Stored data
Start

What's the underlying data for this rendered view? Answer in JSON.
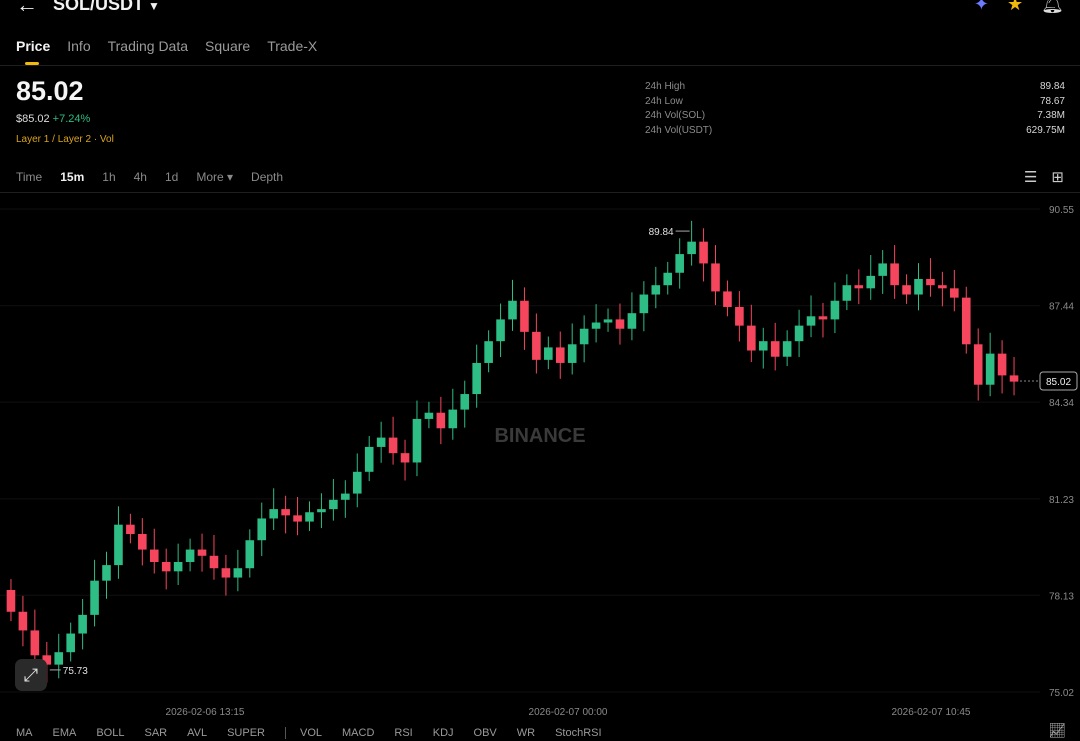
{
  "header": {
    "pair": "SOL/USDT",
    "tabs": [
      "Price",
      "Info",
      "Trading Data",
      "Square",
      "Trade-X"
    ],
    "active_tab": "Price"
  },
  "ticker": {
    "last_price": "85.02",
    "price_fiat": "$85.02",
    "change": "+7.24%",
    "tags": "Layer 1 / Layer 2 · Vol",
    "stats": [
      {
        "label": "24h High",
        "value": "89.84"
      },
      {
        "label": "24h Low",
        "value": "78.67"
      },
      {
        "label": "24h Vol(SOL)",
        "value": "7.38M"
      },
      {
        "label": "24h Vol(USDT)",
        "value": "629.75M"
      }
    ]
  },
  "intervals": [
    "Time",
    "15m",
    "1h",
    "4h",
    "1d",
    "More ▾",
    "Depth"
  ],
  "active_interval": "15m",
  "indicators": [
    "MA",
    "EMA",
    "BOLL",
    "SAR",
    "AVL",
    "SUPER",
    "VOL",
    "MACD",
    "RSI",
    "KDJ",
    "OBV",
    "WR",
    "StochRSI"
  ],
  "colors": {
    "up": "#2ebd85",
    "down": "#f6465d",
    "accent": "#f0b90b",
    "bg": "#000000"
  },
  "icons": [
    "back-arrow-icon",
    "caret-down-icon",
    "ai-sparkle-icon",
    "star-icon",
    "bell-icon",
    "settings-icon",
    "grid-icon",
    "expand-icon",
    "chart-type-icon"
  ],
  "chart_data": {
    "type": "candlestick",
    "watermark": "BINANCE",
    "y_ticks": [
      90.55,
      87.44,
      84.34,
      81.23,
      78.13,
      75.02
    ],
    "ylim": [
      75.02,
      90.55
    ],
    "x_ticks": [
      "2026-02-06 13:15",
      "2026-02-07 00:00",
      "2026-02-07 10:45"
    ],
    "high_label": "89.84",
    "low_label": "75.73",
    "current_price_label": "85.02",
    "closes": [
      77.6,
      77.0,
      76.2,
      75.9,
      76.3,
      76.9,
      77.5,
      78.6,
      79.1,
      80.4,
      80.1,
      79.6,
      79.2,
      78.9,
      79.2,
      79.6,
      79.4,
      79.0,
      78.7,
      79.0,
      79.9,
      80.6,
      80.9,
      80.7,
      80.5,
      80.8,
      80.9,
      81.2,
      81.4,
      82.1,
      82.9,
      83.2,
      82.7,
      82.4,
      83.8,
      84.0,
      83.5,
      84.1,
      84.6,
      85.6,
      86.3,
      87.0,
      87.6,
      86.6,
      85.7,
      86.1,
      85.6,
      86.2,
      86.7,
      86.9,
      87.0,
      86.7,
      87.2,
      87.8,
      88.1,
      88.5,
      89.1,
      89.5,
      88.8,
      87.9,
      87.4,
      86.8,
      86.0,
      86.3,
      85.8,
      86.3,
      86.8,
      87.1,
      87.0,
      87.6,
      88.1,
      88.0,
      88.4,
      88.8,
      88.1,
      87.8,
      88.3,
      88.1,
      88.0,
      87.7,
      86.2,
      84.9,
      85.9,
      85.2,
      85.0
    ],
    "series": [
      {
        "name": "open",
        "values": [
          78.3,
          77.6,
          77.0,
          76.2,
          75.9,
          76.3,
          76.9,
          77.5,
          78.6,
          79.1,
          80.4,
          80.1,
          79.6,
          79.2,
          78.9,
          79.2,
          79.6,
          79.4,
          79.0,
          78.7,
          79.0,
          79.9,
          80.6,
          80.9,
          80.7,
          80.5,
          80.8,
          80.9,
          81.2,
          81.4,
          82.1,
          82.9,
          83.2,
          82.7,
          82.4,
          83.8,
          84.0,
          83.5,
          84.1,
          84.6,
          85.6,
          86.3,
          87.0,
          87.6,
          86.6,
          85.7,
          86.1,
          85.6,
          86.2,
          86.7,
          86.9,
          87.0,
          86.7,
          87.2,
          87.8,
          88.1,
          88.5,
          89.1,
          89.5,
          88.8,
          87.9,
          87.4,
          86.8,
          86.0,
          86.3,
          85.8,
          86.3,
          86.8,
          87.1,
          87.0,
          87.6,
          88.1,
          88.0,
          88.4,
          88.8,
          88.1,
          87.8,
          88.3,
          88.1,
          88.0,
          87.7,
          86.2,
          84.9,
          85.9,
          85.2
        ]
      }
    ]
  }
}
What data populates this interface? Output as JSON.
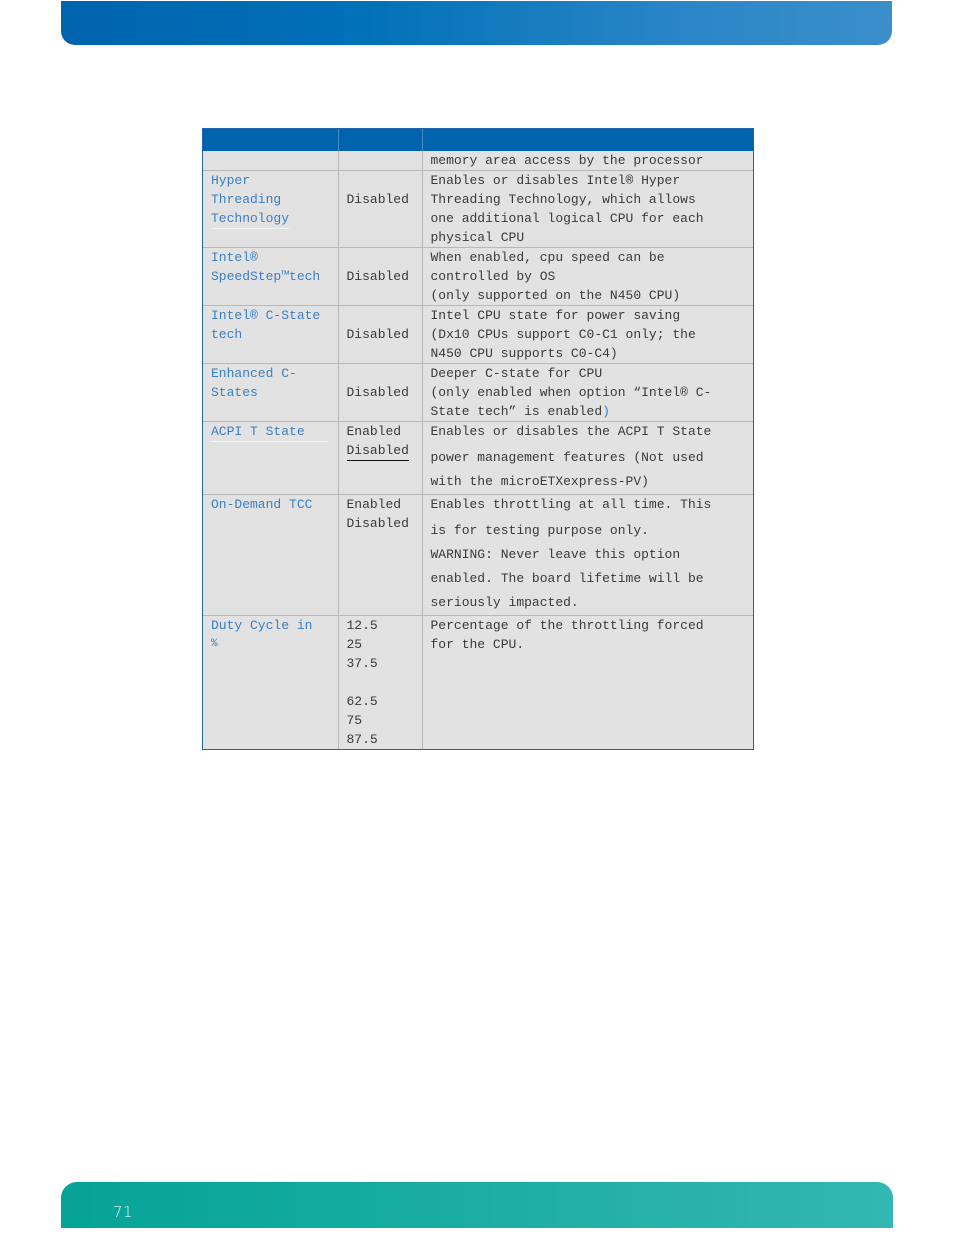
{
  "page": {
    "page_number": "71",
    "colors": {
      "top_banner": "#0063ad",
      "bottom_banner": "#14ab9f",
      "table_header": "#0063ad",
      "table_body": "#e2e2e2",
      "setting_name": "#3a7fc1",
      "text": "#3a3a3a"
    }
  },
  "table": {
    "header": [
      "",
      "",
      ""
    ],
    "rows": [
      {
        "setting": "",
        "options": [],
        "description": [
          "memory area access by the processor"
        ]
      },
      {
        "setting": "Hyper Threading Technology",
        "setting_lines": [
          "Hyper",
          "Threading",
          "Technology"
        ],
        "options": [
          "Disabled"
        ],
        "description": [
          "Enables or disables Intel® Hyper",
          "Threading Technology, which allows",
          "one additional logical CPU for each",
          "physical CPU"
        ]
      },
      {
        "setting": "Intel® SpeedStep™tech",
        "setting_lines": [
          "Intel®",
          "SpeedStep™tech"
        ],
        "options": [
          "Disabled"
        ],
        "description": [
          "When enabled, cpu speed can be",
          "controlled by OS",
          "(only supported on the N450 CPU)"
        ]
      },
      {
        "setting": "Intel® C-State tech",
        "setting_lines": [
          "Intel® C-State",
          "tech"
        ],
        "options": [
          "Disabled"
        ],
        "description": [
          "Intel CPU state for power saving",
          "(Dx10 CPUs support C0-C1 only; the",
          "N450 CPU supports C0-C4)"
        ]
      },
      {
        "setting": "Enhanced C-States",
        "setting_lines": [
          "Enhanced C-",
          "States"
        ],
        "options": [
          "Disabled"
        ],
        "description": [
          "Deeper C-state for CPU",
          "(only enabled when option “Intel® C-",
          "State tech” is enabled",
          ")"
        ]
      },
      {
        "setting": "ACPI T State",
        "setting_lines": [
          "ACPI T State"
        ],
        "options": [
          "Enabled",
          "Disabled"
        ],
        "description": [
          "Enables or disables the ACPI T State",
          "power management features  (Not used",
          "with the microETXexpress-PV)"
        ]
      },
      {
        "setting": "On-Demand TCC",
        "setting_lines": [
          "On-Demand TCC"
        ],
        "options": [
          "Enabled",
          "Disabled"
        ],
        "description": [
          "Enables throttling at all time.  This",
          "is for testing purpose only.",
          "WARNING: Never leave this option",
          "enabled.  The board lifetime will be",
          "seriously impacted."
        ]
      },
      {
        "setting": "Duty Cycle in %",
        "setting_lines": [
          "Duty Cycle in",
          "%"
        ],
        "options": [
          "12.5",
          "25",
          "37.5",
          "",
          "62.5",
          "75",
          "87.5"
        ],
        "description": [
          "Percentage of the throttling forced",
          "for the CPU."
        ]
      }
    ]
  }
}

End

Leave the images out and output the remaining material exactly as it stands.

▶ _SOLUTION TO THIS EXERCISE_
What's the underlying data for this rendered view? Answer in JSON.
{
  "header": {
    "pair": "SOL/USDT",
    "tabs": [
      "Price",
      "Info",
      "Trading Data",
      "Square",
      "Trade-X"
    ],
    "active_tab": "Price"
  },
  "ticker": {
    "last_price": "85.02",
    "price_fiat": "$85.02",
    "change": "+7.24%",
    "tags": "Layer 1 / Layer 2 · Vol",
    "stats": [
      {
        "label": "24h High",
        "value": "89.84"
      },
      {
        "label": "24h Low",
        "value": "78.67"
      },
      {
        "label": "24h Vol(SOL)",
        "value": "7.38M"
      },
      {
        "label": "24h Vol(USDT)",
        "value": "629.75M"
      }
    ]
  },
  "intervals": [
    "Time",
    "15m",
    "1h",
    "4h",
    "1d",
    "More ▾",
    "Depth"
  ],
  "active_interval": "15m",
  "indicators": [
    "MA",
    "EMA",
    "BOLL",
    "SAR",
    "AVL",
    "SUPER",
    "VOL",
    "MACD",
    "RSI",
    "KDJ",
    "OBV",
    "WR",
    "StochRSI"
  ],
  "colors": {
    "up": "#2ebd85",
    "down": "#f6465d",
    "accent": "#f0b90b",
    "bg": "#000000"
  },
  "icons": [
    "back-arrow-icon",
    "caret-down-icon",
    "ai-sparkle-icon",
    "star-icon",
    "bell-icon",
    "settings-icon",
    "grid-icon",
    "expand-icon",
    "chart-type-icon"
  ],
  "chart_data": {
    "type": "candlestick",
    "watermark": "BINANCE",
    "y_ticks": [
      90.55,
      87.44,
      84.34,
      81.23,
      78.13,
      75.02
    ],
    "ylim": [
      75.02,
      90.55
    ],
    "x_ticks": [
      "2026-02-06 13:15",
      "2026-02-07 00:00",
      "2026-02-07 10:45"
    ],
    "high_label": "89.84",
    "low_label": "75.73",
    "current_price_label": "85.02",
    "closes": [
      77.6,
      77.0,
      76.2,
      75.9,
      76.3,
      76.9,
      77.5,
      78.6,
      79.1,
      80.4,
      80.1,
      79.6,
      79.2,
      78.9,
      79.2,
      79.6,
      79.4,
      79.0,
      78.7,
      79.0,
      79.9,
      80.6,
      80.9,
      80.7,
      80.5,
      80.8,
      80.9,
      81.2,
      81.4,
      82.1,
      82.9,
      83.2,
      82.7,
      82.4,
      83.8,
      84.0,
      83.5,
      84.1,
      84.6,
      85.6,
      86.3,
      87.0,
      87.6,
      86.6,
      85.7,
      86.1,
      85.6,
      86.2,
      86.7,
      86.9,
      87.0,
      86.7,
      87.2,
      87.8,
      88.1,
      88.5,
      89.1,
      89.5,
      88.8,
      87.9,
      87.4,
      86.8,
      86.0,
      86.3,
      85.8,
      86.3,
      86.8,
      87.1,
      87.0,
      87.6,
      88.1,
      88.0,
      88.4,
      88.8,
      88.1,
      87.8,
      88.3,
      88.1,
      88.0,
      87.7,
      86.2,
      84.9,
      85.9,
      85.2,
      85.0
    ],
    "series": [
      {
        "name": "open",
        "values": [
          78.3,
          77.6,
          77.0,
          76.2,
          75.9,
          76.3,
          76.9,
          77.5,
          78.6,
          79.1,
          80.4,
          80.1,
          79.6,
          79.2,
          78.9,
          79.2,
          79.6,
          79.4,
          79.0,
          78.7,
          79.0,
          79.9,
          80.6,
          80.9,
          80.7,
          80.5,
          80.8,
          80.9,
          81.2,
          81.4,
          82.1,
          82.9,
          83.2,
          82.7,
          82.4,
          83.8,
          84.0,
          83.5,
          84.1,
          84.6,
          85.6,
          86.3,
          87.0,
          87.6,
          86.6,
          85.7,
          86.1,
          85.6,
          86.2,
          86.7,
          86.9,
          87.0,
          86.7,
          87.2,
          87.8,
          88.1,
          88.5,
          89.1,
          89.5,
          88.8,
          87.9,
          87.4,
          86.8,
          86.0,
          86.3,
          85.8,
          86.3,
          86.8,
          87.1,
          87.0,
          87.6,
          88.1,
          88.0,
          88.4,
          88.8,
          88.1,
          87.8,
          88.3,
          88.1,
          88.0,
          87.7,
          86.2,
          84.9,
          85.9,
          85.2
        ]
      }
    ]
  }
}
What data populates this interface? Output as JSON.
{
  "page": {
    "page_number": "71",
    "colors": {
      "top_banner": "#0063ad",
      "bottom_banner": "#14ab9f",
      "table_header": "#0063ad",
      "table_body": "#e2e2e2",
      "setting_name": "#3a7fc1",
      "text": "#3a3a3a"
    }
  },
  "table": {
    "header": [
      "",
      "",
      ""
    ],
    "rows": [
      {
        "setting": "",
        "options": [],
        "description": [
          "memory area access by the processor"
        ]
      },
      {
        "setting": "Hyper Threading Technology",
        "setting_lines": [
          "Hyper",
          "Threading",
          "Technology"
        ],
        "options": [
          "Disabled"
        ],
        "description": [
          "Enables or disables Intel® Hyper",
          "Threading Technology, which allows",
          "one additional logical CPU for each",
          "physical CPU"
        ]
      },
      {
        "setting": "Intel® SpeedStep™tech",
        "setting_lines": [
          "Intel®",
          "SpeedStep™tech"
        ],
        "options": [
          "Disabled"
        ],
        "description": [
          "When enabled, cpu speed can be",
          "controlled by OS",
          "(only supported on the N450 CPU)"
        ]
      },
      {
        "setting": "Intel® C-State tech",
        "setting_lines": [
          "Intel® C-State",
          "tech"
        ],
        "options": [
          "Disabled"
        ],
        "description": [
          "Intel CPU state for power saving",
          "(Dx10 CPUs support C0-C1 only; the",
          "N450 CPU supports C0-C4)"
        ]
      },
      {
        "setting": "Enhanced C-States",
        "setting_lines": [
          "Enhanced C-",
          "States"
        ],
        "options": [
          "Disabled"
        ],
        "description": [
          "Deeper C-state for CPU",
          "(only enabled when option “Intel® C-",
          "State tech” is enabled",
          ")"
        ]
      },
      {
        "setting": "ACPI T State",
        "setting_lines": [
          "ACPI T State"
        ],
        "options": [
          "Enabled",
          "Disabled"
        ],
        "description": [
          "Enables or disables the ACPI T State",
          "power management features  (Not used",
          "with the microETXexpress-PV)"
        ]
      },
      {
        "setting": "On-Demand TCC",
        "setting_lines": [
          "On-Demand TCC"
        ],
        "options": [
          "Enabled",
          "Disabled"
        ],
        "description": [
          "Enables throttling at all time.  This",
          "is for testing purpose only.",
          "WARNING: Never leave this option",
          "enabled.  The board lifetime will be",
          "seriously impacted."
        ]
      },
      {
        "setting": "Duty Cycle in %",
        "setting_lines": [
          "Duty Cycle in",
          "%"
        ],
        "options": [
          "12.5",
          "25",
          "37.5",
          "",
          "62.5",
          "75",
          "87.5"
        ],
        "description": [
          "Percentage of the throttling forced",
          "for the CPU."
        ]
      }
    ]
  }
}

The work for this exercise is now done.